Escreva a continuação do texto sobre as vacinas contra o SARS-CoV-2 e as vacinas sagradas, começando logo depois da última frase apresentada.

**Trecho apresentado**
* * *

No caso das vacinas atuais, como as do SARS-CoV-2, todos torcemos para que elas venham a ser consideradas sagradas daqui a alguns anos, quando seus reais efeitos e potenciais riscos forem mais bem conhecidos e mensurados. E isso é especialmente verdadeiro para quem, como eu, optou por receber essas vacinas ainda novas e pouco conhecidas. O que não deveríamos fazer desde já é misturar as coisas e colocar essas vacinas atuais (ainda que potencialmente boas) no mesmo “saco” das vacinas sagradas, sob pena de confundirmos as coisas e macular nossas vacinas sagradas (status que foi arduamente conquistado) com eventuais problemas ou ineficiências das vacinas atuais que ainda podem ser detectados daqui a algum tempo. Se daqui a alguns anos elas continuarem apresentando um perfil positivo de efetividade e efeitos colaterais, aí sim elas poderiam ser levadas ao panteão das vacinas sagradas. O tempo, como sempre, é o grande depurador das invenções da humanidade.

* * *

Dados estruturados de análise de páginas

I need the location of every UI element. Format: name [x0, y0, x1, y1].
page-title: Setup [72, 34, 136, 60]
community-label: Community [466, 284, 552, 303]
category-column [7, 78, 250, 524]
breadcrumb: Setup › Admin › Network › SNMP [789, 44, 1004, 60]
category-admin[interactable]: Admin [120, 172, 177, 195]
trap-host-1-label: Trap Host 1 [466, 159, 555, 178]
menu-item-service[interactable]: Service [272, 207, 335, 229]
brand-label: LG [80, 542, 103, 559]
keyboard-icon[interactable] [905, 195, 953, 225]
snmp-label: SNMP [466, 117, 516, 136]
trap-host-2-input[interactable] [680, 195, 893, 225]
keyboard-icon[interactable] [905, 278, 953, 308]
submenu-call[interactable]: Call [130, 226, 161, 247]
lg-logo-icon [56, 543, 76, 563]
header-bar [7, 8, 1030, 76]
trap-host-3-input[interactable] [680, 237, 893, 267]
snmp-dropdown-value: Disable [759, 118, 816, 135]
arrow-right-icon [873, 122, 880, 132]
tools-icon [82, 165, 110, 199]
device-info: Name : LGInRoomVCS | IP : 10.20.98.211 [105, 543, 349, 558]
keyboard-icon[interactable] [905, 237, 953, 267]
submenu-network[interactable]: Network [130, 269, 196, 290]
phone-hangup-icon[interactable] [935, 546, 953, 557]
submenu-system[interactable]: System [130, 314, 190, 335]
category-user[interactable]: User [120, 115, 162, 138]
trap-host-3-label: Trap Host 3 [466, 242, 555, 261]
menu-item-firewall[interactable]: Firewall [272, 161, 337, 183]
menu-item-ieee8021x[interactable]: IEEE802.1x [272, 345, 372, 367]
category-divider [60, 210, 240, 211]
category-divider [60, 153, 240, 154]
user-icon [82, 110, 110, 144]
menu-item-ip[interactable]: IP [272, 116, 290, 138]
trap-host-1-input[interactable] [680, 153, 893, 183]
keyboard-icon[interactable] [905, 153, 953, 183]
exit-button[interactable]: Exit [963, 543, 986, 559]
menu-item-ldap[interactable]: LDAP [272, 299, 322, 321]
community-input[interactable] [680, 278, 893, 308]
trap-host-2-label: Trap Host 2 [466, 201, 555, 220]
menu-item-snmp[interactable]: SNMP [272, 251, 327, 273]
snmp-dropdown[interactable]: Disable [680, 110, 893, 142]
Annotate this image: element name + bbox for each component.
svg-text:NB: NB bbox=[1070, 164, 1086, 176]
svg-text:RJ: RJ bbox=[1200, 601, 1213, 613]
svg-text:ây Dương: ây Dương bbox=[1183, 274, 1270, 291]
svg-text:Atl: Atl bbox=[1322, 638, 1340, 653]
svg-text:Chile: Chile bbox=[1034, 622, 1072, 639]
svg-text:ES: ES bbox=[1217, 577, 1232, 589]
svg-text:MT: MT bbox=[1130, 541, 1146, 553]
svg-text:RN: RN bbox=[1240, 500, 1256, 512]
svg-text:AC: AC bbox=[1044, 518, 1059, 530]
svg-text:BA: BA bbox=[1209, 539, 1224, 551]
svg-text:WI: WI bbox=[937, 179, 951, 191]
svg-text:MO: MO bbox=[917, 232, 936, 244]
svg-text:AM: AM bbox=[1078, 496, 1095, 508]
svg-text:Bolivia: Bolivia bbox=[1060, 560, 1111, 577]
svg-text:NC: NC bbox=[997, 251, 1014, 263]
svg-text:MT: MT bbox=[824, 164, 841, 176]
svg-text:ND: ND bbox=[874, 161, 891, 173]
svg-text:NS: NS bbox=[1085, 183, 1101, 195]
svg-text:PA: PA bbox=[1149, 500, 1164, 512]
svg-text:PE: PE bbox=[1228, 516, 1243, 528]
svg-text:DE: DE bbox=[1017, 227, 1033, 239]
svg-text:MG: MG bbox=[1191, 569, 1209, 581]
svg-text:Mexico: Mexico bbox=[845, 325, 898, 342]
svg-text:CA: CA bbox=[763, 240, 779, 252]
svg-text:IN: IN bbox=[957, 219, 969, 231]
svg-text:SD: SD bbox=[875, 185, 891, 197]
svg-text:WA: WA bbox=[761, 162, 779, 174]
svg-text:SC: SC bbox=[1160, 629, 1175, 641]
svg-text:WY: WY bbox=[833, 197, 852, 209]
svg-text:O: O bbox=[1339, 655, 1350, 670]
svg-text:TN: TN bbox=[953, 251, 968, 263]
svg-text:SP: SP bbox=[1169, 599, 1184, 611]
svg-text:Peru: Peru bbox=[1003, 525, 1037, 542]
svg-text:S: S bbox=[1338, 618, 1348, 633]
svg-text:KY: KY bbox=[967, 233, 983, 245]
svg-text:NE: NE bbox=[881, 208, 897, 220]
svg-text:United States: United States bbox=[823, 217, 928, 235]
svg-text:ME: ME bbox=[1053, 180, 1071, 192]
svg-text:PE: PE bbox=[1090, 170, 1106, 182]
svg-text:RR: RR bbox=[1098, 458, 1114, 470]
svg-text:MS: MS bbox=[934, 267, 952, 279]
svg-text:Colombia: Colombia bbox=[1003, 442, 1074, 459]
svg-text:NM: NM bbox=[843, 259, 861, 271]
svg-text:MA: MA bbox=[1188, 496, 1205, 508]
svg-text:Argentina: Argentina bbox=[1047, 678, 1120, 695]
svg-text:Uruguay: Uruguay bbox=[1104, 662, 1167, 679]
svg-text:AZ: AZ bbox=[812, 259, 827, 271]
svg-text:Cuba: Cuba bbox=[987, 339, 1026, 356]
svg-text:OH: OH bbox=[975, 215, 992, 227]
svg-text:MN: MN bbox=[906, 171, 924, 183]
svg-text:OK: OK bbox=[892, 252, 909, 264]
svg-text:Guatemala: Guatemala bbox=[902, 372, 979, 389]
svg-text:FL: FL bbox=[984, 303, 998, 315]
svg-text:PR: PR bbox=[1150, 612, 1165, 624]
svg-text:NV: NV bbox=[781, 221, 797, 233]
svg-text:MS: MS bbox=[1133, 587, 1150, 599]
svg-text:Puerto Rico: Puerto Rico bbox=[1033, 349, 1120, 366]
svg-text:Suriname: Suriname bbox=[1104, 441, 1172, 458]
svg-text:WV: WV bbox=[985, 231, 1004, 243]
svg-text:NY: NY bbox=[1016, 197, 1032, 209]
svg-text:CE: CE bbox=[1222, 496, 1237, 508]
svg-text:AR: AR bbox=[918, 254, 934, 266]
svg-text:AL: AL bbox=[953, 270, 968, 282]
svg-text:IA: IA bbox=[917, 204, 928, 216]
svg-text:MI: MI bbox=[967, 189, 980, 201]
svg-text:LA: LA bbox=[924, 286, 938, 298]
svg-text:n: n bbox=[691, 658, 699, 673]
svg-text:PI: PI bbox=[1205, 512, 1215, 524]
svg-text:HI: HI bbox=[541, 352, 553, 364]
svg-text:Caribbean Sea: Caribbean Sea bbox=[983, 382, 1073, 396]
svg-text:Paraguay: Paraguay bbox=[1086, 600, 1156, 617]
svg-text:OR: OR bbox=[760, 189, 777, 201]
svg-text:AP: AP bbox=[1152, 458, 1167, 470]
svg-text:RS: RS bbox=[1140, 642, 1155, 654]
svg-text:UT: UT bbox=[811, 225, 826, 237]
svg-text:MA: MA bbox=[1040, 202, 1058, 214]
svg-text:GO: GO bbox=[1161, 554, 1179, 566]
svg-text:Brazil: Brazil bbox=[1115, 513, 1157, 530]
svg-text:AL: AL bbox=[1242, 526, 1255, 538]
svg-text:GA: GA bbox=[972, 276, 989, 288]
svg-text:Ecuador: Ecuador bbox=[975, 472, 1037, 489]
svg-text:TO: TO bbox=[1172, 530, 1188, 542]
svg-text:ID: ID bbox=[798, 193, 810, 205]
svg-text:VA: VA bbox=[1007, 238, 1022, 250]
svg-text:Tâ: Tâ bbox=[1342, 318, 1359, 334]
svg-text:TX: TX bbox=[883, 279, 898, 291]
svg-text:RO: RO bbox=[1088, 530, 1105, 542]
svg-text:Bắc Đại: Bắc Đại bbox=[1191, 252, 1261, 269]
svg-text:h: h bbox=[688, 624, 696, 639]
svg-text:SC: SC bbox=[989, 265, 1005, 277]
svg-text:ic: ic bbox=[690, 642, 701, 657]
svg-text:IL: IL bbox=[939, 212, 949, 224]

* * *

**Resultado da tarefa**
Atribuímos poderes mágicos às vacinas quando dizemos que uma criança saudável foi salva por ter recebido a vacina sem reconhecermos que o risco de morte por covid em uma criança saudável é mínimo. Além disso, prestamos um culto cego às vacinas quando atribuímos a elas todos os desfechos positivos ocorridos após a vacinação, mas nos negamos a atribuir a elas qualquer responsabilidade pelos resultados negativos, ainda que incomuns, como os casos de miocardite demonstrados em determinados grupos e faixas etárias.

É apenas ao evitarmos o tratamento das vacinas como fetiche e as considerarmos como qualquer outra intervenção médica que podemos preservar o seu caráter sagrado conquistado ao longo dos anos. Tratar as vacinas com a mesma postura crítica que deveríamos ter com as outras intervenções médicas apenas aumentaria a confiança da população nas vacinas e na medicina em geral. Além disso, ao negarmos que as vacinas podem ter efeitos colaterais e que o perfil de risco-benefício pode ser diferente em alguns grupos, deixamos de aproveitar o melhor das vacinas e de implementar um cuidado mais adequado às características de cada grupo da população.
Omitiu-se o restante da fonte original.